=== Text passage ===
⟨
How much do grades really matter?

If someone has very high test scores, i.e 800s on subject tests, 35/36 act, 5 on ap exams, do okay grades lessen admission chances?

Define “okay” grades.

Top collwges want to know you can handle the academic workload. Test scores are one piece. Top test scores will help, but they won’t offset a 3.5 GPA with a pedestrian courseload. But a few B’s with a really rigorous courseload and top test scores will generally be viewed as fine.

Usually, grades matter the most but only in the terms of the admission process rounds. Like @renaissancedad said, colleges want to make sure you can handle the college workload so they will prioritize and look at transcripts and grades, then standardized test scores second. Since standardized test scores can be practiced/cheated/and kinda unfair at really judging how good a person’s academic ability is, they look for the grades for a more comprehensive view. After that, if your grades and standardized test scores are good, then they move onto the next round looking at ECs, PS, LORs, interviews, etc. in a full committee to make a decision

@Soheils like around a 3.7. There is MAJOR grade deflation at my school and insanely smart kids; in a class of 100 there were 3 kids with perfect scores on their ACT/SAT. Only recently though has it become hard so most colleges don’t know

@Runner99 : I think your school reports the curriculum to the colleges, so they will know what the courses are like. However, I don’t know if they know about the teacher’s teaching methods. As for SAT getting perfect score, either you are a good test taker or you practice a lot. Sure there are some people who score really high SAT out there but the SAT is not an indicative tool to measure academic capability. That’s why transcript matters again. As for a 3.7 GPA, I can’t really tell. Usually the kids who applied to high-end colleges have like 3.9 or 4.0 UW GPA. Maybe @gibby can provide a very knowledgeable perspective on this?

Your GC has to submit a school profile, so presumably things like grade deflation will be factored in.
⟩
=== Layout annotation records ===
⟨
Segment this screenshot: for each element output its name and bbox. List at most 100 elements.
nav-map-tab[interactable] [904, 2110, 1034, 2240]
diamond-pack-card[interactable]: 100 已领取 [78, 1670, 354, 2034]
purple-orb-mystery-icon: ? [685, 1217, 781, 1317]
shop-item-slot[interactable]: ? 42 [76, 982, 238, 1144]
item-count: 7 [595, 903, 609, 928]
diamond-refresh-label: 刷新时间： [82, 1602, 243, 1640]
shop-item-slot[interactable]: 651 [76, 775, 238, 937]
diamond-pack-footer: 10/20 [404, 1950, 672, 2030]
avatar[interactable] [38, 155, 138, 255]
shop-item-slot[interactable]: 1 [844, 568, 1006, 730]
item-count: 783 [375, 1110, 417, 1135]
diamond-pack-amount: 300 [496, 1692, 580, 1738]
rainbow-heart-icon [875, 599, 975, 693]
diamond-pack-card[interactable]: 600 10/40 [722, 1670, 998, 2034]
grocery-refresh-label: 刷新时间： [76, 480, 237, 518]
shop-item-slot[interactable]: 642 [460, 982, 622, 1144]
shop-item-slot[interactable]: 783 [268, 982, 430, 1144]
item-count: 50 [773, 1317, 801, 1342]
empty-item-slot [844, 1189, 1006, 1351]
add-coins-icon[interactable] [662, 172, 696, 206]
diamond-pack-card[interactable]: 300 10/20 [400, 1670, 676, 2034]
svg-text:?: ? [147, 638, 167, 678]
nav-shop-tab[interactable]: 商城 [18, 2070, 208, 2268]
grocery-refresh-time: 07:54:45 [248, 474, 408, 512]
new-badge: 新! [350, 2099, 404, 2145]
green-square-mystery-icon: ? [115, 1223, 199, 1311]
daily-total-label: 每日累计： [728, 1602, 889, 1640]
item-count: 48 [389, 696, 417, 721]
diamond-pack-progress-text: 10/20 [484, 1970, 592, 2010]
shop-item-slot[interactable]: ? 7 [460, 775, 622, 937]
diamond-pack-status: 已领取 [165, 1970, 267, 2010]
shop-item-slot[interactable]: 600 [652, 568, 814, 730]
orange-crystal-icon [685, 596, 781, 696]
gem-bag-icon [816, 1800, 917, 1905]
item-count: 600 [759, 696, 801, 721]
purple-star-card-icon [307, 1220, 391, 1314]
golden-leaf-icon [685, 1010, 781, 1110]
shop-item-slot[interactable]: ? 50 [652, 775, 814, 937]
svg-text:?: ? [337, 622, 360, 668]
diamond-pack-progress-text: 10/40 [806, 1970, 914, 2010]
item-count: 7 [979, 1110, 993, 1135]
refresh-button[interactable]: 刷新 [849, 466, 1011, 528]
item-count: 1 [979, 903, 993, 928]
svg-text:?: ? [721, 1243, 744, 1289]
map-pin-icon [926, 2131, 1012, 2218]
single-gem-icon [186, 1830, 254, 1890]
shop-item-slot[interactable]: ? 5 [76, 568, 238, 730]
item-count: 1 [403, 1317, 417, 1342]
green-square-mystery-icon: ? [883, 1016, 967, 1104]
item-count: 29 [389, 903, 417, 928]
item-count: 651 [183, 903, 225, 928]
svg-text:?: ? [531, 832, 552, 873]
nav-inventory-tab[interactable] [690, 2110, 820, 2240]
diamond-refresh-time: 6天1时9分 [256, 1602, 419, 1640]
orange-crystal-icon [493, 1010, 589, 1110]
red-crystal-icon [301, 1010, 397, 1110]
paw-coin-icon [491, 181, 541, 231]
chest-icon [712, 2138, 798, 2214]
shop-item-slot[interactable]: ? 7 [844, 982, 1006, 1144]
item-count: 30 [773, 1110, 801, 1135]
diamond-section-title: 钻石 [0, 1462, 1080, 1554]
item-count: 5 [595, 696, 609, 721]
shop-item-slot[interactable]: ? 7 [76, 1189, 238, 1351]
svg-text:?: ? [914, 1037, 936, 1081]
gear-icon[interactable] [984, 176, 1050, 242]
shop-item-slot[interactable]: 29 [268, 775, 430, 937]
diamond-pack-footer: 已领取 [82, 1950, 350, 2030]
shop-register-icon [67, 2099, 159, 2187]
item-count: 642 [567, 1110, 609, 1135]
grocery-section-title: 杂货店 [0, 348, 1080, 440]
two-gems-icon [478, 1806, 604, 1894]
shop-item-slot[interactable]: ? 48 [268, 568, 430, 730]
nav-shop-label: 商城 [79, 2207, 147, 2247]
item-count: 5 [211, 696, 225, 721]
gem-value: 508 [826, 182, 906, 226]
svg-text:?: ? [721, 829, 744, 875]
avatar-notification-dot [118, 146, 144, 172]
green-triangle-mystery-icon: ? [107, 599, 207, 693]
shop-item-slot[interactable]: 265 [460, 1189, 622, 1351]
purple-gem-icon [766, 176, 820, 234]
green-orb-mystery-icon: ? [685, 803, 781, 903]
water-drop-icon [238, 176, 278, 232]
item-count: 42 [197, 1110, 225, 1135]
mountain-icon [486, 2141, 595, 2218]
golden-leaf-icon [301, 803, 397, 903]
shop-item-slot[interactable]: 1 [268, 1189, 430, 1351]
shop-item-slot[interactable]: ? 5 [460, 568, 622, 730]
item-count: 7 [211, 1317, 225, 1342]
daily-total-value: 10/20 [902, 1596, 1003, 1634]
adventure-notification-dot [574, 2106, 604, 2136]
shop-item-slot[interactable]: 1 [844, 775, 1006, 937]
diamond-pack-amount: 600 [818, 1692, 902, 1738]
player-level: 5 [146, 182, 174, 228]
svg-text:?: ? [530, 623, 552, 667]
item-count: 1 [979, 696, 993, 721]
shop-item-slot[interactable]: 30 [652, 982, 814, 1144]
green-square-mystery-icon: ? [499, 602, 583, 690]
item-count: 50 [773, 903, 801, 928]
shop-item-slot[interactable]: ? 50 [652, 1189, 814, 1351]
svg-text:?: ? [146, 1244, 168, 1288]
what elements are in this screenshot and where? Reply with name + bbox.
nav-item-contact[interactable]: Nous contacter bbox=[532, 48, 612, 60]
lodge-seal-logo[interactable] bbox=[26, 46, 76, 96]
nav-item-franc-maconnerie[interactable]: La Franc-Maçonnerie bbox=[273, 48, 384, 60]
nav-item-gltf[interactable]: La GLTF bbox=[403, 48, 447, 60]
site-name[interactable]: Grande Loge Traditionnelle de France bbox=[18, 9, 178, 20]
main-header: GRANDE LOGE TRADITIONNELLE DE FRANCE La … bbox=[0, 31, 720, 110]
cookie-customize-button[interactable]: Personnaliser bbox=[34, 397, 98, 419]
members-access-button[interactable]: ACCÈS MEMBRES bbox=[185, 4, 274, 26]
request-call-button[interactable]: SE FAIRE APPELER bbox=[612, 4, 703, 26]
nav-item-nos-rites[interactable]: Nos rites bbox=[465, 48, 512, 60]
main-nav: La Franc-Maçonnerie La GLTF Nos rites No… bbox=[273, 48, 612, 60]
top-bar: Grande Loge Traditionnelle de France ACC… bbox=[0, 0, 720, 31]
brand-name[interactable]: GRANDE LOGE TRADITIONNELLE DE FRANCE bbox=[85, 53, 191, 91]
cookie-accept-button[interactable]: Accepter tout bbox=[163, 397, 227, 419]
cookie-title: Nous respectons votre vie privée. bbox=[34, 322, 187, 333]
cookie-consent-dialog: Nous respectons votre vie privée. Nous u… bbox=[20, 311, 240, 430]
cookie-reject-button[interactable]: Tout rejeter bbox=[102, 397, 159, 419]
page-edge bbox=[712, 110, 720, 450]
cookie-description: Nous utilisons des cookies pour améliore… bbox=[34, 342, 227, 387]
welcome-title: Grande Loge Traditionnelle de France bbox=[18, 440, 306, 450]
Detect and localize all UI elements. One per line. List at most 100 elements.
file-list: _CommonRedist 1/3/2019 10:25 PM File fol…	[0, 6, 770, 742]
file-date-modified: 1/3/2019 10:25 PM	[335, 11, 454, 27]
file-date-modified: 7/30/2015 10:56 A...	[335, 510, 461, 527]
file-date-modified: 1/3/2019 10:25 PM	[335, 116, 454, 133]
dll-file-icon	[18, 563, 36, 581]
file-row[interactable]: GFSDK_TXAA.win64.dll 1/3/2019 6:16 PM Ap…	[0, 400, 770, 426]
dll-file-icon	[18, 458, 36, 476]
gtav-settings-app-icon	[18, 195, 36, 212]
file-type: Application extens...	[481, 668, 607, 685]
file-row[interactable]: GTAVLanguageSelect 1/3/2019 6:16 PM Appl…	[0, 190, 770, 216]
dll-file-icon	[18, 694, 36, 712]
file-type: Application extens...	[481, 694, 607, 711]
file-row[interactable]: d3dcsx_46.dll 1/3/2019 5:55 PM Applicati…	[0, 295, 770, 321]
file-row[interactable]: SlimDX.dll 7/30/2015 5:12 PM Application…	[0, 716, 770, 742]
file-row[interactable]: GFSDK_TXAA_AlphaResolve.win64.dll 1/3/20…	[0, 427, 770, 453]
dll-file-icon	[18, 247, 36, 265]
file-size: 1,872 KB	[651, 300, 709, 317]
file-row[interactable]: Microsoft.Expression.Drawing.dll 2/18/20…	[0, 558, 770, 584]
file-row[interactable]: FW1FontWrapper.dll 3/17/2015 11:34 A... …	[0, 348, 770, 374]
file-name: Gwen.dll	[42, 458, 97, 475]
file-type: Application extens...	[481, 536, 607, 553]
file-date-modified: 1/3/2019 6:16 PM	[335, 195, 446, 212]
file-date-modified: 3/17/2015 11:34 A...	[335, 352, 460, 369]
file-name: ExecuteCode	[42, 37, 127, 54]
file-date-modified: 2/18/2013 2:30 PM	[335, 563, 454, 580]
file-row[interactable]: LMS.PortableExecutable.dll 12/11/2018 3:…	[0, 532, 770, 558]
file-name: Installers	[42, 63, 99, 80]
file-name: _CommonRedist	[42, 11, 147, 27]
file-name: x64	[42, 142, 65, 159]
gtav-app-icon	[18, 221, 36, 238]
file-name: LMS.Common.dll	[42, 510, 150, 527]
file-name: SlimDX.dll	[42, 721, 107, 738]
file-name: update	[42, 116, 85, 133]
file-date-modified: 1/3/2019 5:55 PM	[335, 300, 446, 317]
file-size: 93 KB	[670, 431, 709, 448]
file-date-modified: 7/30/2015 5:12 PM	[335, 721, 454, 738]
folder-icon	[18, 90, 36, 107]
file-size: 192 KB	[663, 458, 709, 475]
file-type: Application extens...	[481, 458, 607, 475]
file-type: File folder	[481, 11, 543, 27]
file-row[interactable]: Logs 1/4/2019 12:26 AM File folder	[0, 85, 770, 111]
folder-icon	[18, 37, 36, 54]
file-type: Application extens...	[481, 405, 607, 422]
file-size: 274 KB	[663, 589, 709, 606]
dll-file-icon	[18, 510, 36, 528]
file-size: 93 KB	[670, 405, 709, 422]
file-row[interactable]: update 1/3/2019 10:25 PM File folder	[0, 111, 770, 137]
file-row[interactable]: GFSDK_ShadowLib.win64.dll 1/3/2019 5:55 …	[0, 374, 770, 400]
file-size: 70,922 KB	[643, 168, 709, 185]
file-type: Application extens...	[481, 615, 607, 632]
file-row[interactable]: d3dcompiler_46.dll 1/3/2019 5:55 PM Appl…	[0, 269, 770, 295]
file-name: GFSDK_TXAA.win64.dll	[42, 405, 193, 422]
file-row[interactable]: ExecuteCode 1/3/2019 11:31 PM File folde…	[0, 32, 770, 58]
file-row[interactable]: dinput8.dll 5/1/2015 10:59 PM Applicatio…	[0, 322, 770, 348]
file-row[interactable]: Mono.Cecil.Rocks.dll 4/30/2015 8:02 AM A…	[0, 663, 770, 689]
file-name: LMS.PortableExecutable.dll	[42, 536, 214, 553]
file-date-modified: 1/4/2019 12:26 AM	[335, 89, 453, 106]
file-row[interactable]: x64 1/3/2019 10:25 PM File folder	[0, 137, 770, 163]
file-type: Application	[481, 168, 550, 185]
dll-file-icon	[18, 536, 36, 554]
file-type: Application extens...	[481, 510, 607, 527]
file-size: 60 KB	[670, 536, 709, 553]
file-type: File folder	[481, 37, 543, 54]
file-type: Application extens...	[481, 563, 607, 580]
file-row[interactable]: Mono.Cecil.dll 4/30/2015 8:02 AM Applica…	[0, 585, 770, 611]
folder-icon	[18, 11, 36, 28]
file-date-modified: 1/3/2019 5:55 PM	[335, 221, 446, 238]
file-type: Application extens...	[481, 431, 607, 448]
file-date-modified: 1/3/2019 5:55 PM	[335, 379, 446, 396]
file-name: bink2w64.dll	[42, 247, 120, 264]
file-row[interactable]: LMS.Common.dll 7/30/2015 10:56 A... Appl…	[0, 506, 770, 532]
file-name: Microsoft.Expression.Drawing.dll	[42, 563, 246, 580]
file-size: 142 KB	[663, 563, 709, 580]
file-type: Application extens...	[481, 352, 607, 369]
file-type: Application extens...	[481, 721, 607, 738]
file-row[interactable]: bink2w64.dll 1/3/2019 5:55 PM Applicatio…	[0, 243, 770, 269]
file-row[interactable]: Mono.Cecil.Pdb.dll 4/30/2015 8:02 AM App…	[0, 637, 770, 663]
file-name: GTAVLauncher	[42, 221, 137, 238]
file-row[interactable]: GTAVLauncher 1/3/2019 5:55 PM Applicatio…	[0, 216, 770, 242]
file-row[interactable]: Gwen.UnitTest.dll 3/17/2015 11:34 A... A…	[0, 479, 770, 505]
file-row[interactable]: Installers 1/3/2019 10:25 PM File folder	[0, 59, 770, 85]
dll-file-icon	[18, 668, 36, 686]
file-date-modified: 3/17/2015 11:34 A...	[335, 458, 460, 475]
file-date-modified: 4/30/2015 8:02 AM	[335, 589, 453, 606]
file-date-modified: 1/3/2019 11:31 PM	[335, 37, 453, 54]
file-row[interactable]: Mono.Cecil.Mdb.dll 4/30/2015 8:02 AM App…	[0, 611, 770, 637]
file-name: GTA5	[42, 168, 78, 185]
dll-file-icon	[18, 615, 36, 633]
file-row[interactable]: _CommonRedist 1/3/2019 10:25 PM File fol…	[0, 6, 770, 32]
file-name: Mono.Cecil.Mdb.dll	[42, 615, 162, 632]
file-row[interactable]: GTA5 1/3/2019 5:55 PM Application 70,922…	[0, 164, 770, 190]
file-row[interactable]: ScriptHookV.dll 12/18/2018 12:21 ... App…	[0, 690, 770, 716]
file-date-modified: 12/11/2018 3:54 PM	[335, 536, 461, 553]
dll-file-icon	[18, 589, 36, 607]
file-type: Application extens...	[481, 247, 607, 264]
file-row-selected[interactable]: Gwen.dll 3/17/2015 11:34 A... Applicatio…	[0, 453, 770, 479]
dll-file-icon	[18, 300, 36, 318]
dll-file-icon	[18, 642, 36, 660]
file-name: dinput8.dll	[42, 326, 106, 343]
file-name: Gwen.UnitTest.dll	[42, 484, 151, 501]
⟩
=== Task list ===
a - According to the forum thread on grades, what does a guidance counselor have to submit?
b - Write out everything in the forum thread on grades from "Top collwges want" down to "viewed as fine.".
This material was taken from a source separate from the forum thread on grades.

=== In response ===
a - A school profile.

b -
Top collwges want to know you can handle the academic workload. Test scores are one piece. Top test scores will help, but they won’t offset a 3.5 GPA with a pedestrian courseload. But a few B’s with a really rigorous courseload and top test scores will generally be viewed as fine.